Yapılacaklar ▸
A) Söyleşide Komisyon Başkanı, telefonda konuşan kişiden kendisini ne zaman bir daha aramasını istiyor?
B) Söyleşiyi "O gün İstanbul’daydım." kısmından "Bey odasında oturuyor." kısmına kadar hiçbir değişiklik yapmadan yeniden yazın.

Okunacak bölüm ▸

◆ ◆ ◆

Dikkat ederseniz alt komisyonda yapılan değişikliklere hiçbir partinin itirazı olmadı.
– Teklifin 28 Şubat’a rastlaması ‘rövanşizm’ eleştirisine yol açtı…
Alt komisyona havale edilmesi bu varsayımı doğrulamıyor. İnsanların kafasında bu var mıydı bilmiyorum.
– 20 maddenin arbede altında, 20 dakikada görüşülmesine, ‘keşke böyle olmasa’ demediniz mi?
O gün İstanbul’daydım. Komisyon Başkanı’na ‘Geliyorum’ diye telefon ettim. ‘Peki ama Meclis’e girmeden önce bir daha ara’ dedi. Aradım, Nabi Bey, ‘Konuşacak gibi değilim, burası karışık’ dedi. Bu kez tedirgin oldum. Vardım ki, bitmiş, herkes gitmiş, Nabi Bey odasında oturuyor.
– Ne hissettiniz?
Şaşırdım ama çok da sevindim. Çünkü bir hafta orada oturduk, altı madde geçti. Gönül şunu istiyor; keşke, bu tip meseleleri, oturup önyargısız bir şekilde konuşalım. Karşı taraf da makul olan bir şey varsa, ‘Öyle değil böyle’ desin. Belki bir gün olur. Ama mevcut siyasi kültürümüz şu an bunu taşıyacak durumda değil.
– Yasa bir yıl geçiş süresi tanıyor. Ne yapacaksınız?
Arkadaşlar analiz ediyor. Bu yıl, geçiş süresine istemeden başlayacağız gibi görünüyor.
– Okula başlama ayı, ne zaman netleşecek?
Mevcut yapı içinde, sistemi alt üst etmeden çözüm üretmeliyiz. İnşallah eylül ayı geldiğinde, Türkiye’de okutabileceğimiz çocukların kaydını yaparak, etkin ve verimli bir eğitim programı uygulayacağız.
– Öncelikle ’66 aylık çocuk başlasın mı?’ sorusu cevap bekliyor.
Ay aralığı, yapacağımız analizlerde belli olacak. Fazla derslik ihtiyacı oluşturmadan, müfredat, çocuğun psikolojisi ve fiziki altyapı itibarıyla yumuşak geçiş için uğraşıyoruz.
– 72 ay zorunlu ama?

◆ ◆ ◆

Veri satırları ▸
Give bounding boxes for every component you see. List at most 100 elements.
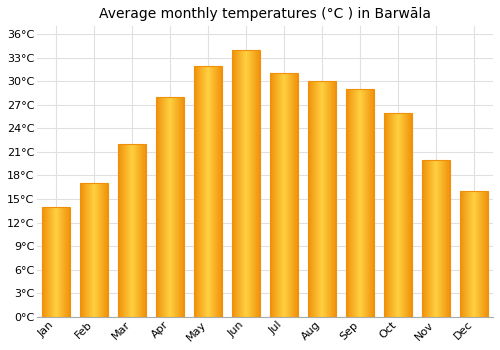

◆ ◆ ◆

Görevlerin cevapları ▸
A) Meclis'e girmeden önce.

B)
O gün İstanbul’daydım. Komisyon Başkanı’na ‘Geliyorum’ diye telefon ettim. ‘Peki ama Meclis’e girmeden önce bir daha ara’ dedi. Aradım, Nabi Bey, ‘Konuşacak gibi değilim, burası karışık’ dedi. Bu kez tedirgin oldum. Vardım ki, bitmiş, herkes gitmiş, Nabi Bey odasında oturuyor.